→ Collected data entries
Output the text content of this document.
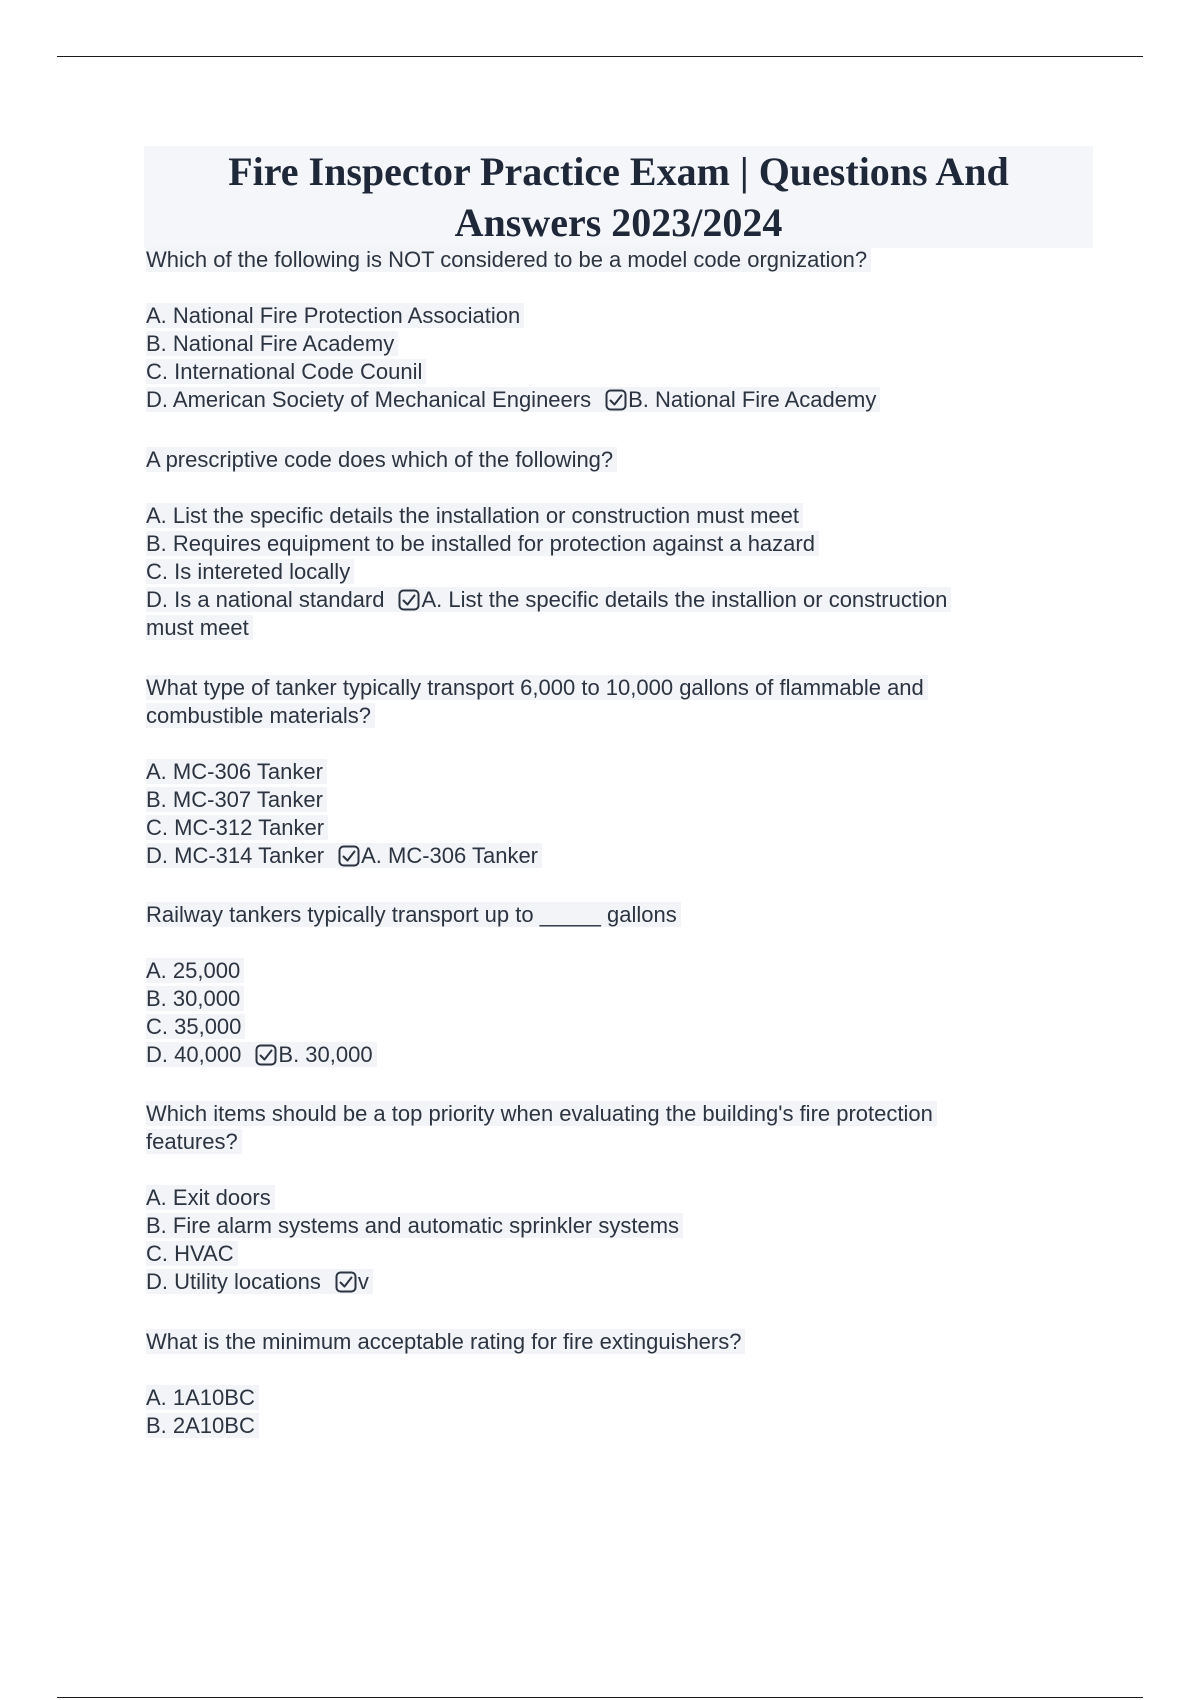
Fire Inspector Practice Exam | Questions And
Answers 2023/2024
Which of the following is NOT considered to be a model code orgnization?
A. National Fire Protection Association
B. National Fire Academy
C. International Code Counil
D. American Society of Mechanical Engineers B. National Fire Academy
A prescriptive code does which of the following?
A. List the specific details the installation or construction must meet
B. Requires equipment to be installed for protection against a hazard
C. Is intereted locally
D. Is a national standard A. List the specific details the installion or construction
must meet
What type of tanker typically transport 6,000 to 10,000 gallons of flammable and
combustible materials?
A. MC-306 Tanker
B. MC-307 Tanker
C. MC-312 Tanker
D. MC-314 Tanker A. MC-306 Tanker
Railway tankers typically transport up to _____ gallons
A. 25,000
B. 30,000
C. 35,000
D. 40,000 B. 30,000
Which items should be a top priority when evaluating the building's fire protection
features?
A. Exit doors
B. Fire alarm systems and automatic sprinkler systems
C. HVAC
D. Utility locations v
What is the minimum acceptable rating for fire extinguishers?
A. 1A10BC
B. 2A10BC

---

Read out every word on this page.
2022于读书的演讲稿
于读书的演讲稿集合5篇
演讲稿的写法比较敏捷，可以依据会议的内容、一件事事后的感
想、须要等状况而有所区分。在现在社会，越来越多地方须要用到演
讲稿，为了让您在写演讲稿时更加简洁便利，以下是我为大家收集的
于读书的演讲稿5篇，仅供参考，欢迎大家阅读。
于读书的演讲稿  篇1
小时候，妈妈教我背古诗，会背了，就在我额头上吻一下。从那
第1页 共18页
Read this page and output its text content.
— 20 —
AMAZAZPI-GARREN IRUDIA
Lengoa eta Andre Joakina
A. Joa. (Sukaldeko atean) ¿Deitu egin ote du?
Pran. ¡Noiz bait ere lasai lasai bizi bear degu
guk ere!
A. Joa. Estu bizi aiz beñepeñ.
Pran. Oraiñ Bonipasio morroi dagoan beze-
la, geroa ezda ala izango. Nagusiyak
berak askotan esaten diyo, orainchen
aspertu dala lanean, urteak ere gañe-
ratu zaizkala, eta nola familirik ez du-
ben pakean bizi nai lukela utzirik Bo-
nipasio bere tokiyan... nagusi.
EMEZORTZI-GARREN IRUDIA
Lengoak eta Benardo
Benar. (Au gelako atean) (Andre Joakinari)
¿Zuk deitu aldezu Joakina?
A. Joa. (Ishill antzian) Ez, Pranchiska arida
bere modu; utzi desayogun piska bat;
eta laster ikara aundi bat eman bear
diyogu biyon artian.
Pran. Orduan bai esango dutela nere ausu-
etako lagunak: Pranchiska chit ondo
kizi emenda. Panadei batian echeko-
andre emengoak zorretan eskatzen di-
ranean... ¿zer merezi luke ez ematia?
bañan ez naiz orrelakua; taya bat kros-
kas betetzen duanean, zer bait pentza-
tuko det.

--

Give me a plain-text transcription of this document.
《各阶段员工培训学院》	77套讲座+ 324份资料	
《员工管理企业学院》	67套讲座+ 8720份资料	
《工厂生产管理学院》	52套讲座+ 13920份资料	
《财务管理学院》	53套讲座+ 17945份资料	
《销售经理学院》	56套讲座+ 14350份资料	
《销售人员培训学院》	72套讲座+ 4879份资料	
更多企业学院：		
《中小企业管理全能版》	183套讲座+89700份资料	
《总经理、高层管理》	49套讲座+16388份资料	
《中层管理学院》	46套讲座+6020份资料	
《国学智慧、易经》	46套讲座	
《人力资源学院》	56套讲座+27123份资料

→ Given task
Check every line for "this" and show the ones that have it.

→ Finished exercise
Output the text content of this document.
Read out every word on this page.
Read this page and output its text content.
Give me a plain-text transcription of this document.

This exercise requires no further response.